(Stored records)
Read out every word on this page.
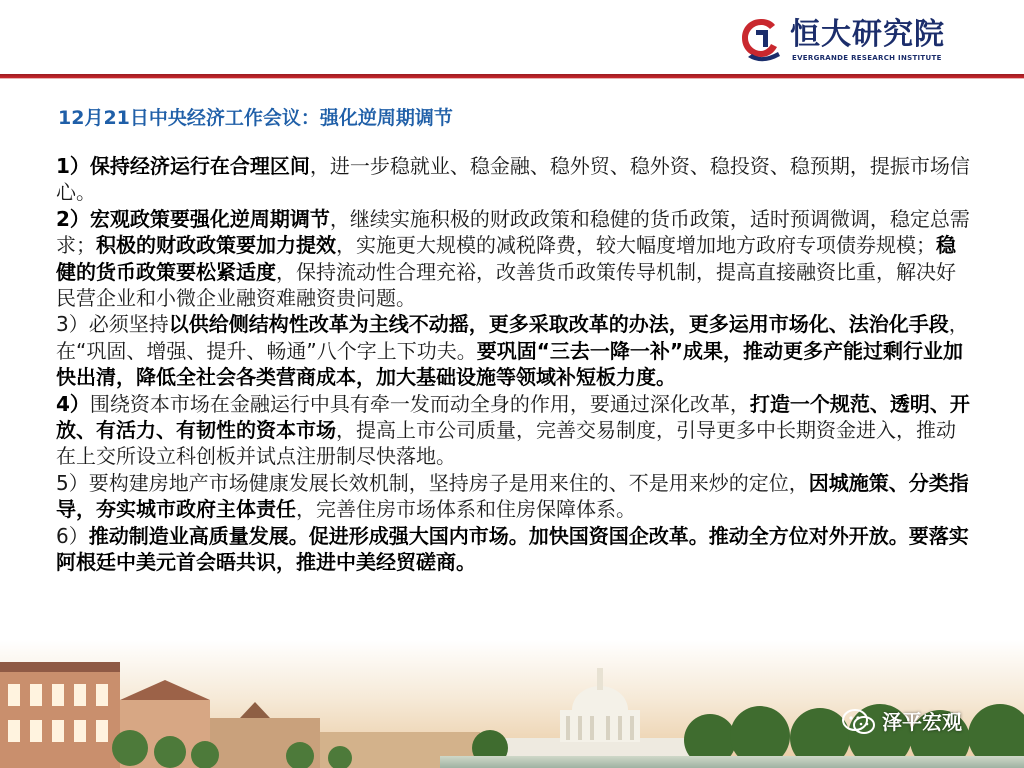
恒大研究院
EVERGRANDE RESEARCH INSTITUTE
12月21日中央经济工作会议：强化逆周期调节

1）保持经济运行在合理区间，进一步稳就业、稳金融、稳外贸、稳外资、稳投资、稳预期，提振市场信心。

2）宏观政策要强化逆周期调节，继续实施积极的财政政策和稳健的货币政策，适时预调微调，稳定总需求；积极的财政政策要加力提效，实施更大规模的减税降费，较大幅度增加地方政府专项债券规模；稳健的货币政策要松紧适度，保持流动性合理充裕，改善货币政策传导机制，提高直接融资比重，解决好民营企业和小微企业融资难融资贵问题。

3）必须坚持以供给侧结构性改革为主线不动摇，更多采取改革的办法，更多运用市场化、法治化手段，在“巩固、增强、提升、畅通”八个字上下功夫。要巩固“三去一降一补”成果，推动更多产能过剩行业加快出清，降低全社会各类营商成本，加大基础设施等领域补短板力度。

4）围绕资本市场在金融运行中具有牵一发而动全身的作用，要通过深化改革，打造一个规范、透明、开放、有活力、有韧性的资本市场，提高上市公司质量，完善交易制度，引导更多中长期资金进入，推动在上交所设立科创板并试点注册制尽快落地。

5）要构建房地产市场健康发展长效机制，坚持房子是用来住的、不是用来炒的定位，因城施策、分类指导，夯实城市政府主体责任，完善住房市场体系和住房保障体系。

6）推动制造业高质量发展。促进形成强大国内市场。加快国资国企改革。推动全方位对外开放。要落实阿根廷中美元首会晤共识，推进中美经贸磋商。

泽平宏观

- Brief: Every line above should be returned word for word, with the pictures left behind.

- Exercise answer:
Read out every word on this page.
恒大研究院
EVERGRANDE RESEARCH INSTITUTE
12月21日中央经济工作会议：强化逆周期调节

1）保持经济运行在合理区间，进一步稳就业、稳金融、稳外贸、稳外资、稳投资、稳预期，提振市场信心。

2）宏观政策要强化逆周期调节，继续实施积极的财政政策和稳健的货币政策，适时预调微调，稳定总需求；积极的财政政策要加力提效，实施更大规模的减税降费，较大幅度增加地方政府专项债券规模；稳健的货币政策要松紧适度，保持流动性合理充裕，改善货币政策传导机制，提高直接融资比重，解决好民营企业和小微企业融资难融资贵问题。

3）必须坚持以供给侧结构性改革为主线不动摇，更多采取改革的办法，更多运用市场化、法治化手段，在“巩固、增强、提升、畅通”八个字上下功夫。要巩固“三去一降一补”成果，推动更多产能过剩行业加快出清，降低全社会各类营商成本，加大基础设施等领域补短板力度。

4）围绕资本市场在金融运行中具有牵一发而动全身的作用，要通过深化改革，打造一个规范、透明、开放、有活力、有韧性的资本市场，提高上市公司质量，完善交易制度，引导更多中长期资金进入，推动在上交所设立科创板并试点注册制尽快落地。

5）要构建房地产市场健康发展长效机制，坚持房子是用来住的、不是用来炒的定位，因城施策、分类指导，夯实城市政府主体责任，完善住房市场体系和住房保障体系。

6）推动制造业高质量发展。促进形成强大国内市场。加快国资国企改革。推动全方位对外开放。要落实阿根廷中美元首会晤共识，推进中美经贸磋商。

泽平宏观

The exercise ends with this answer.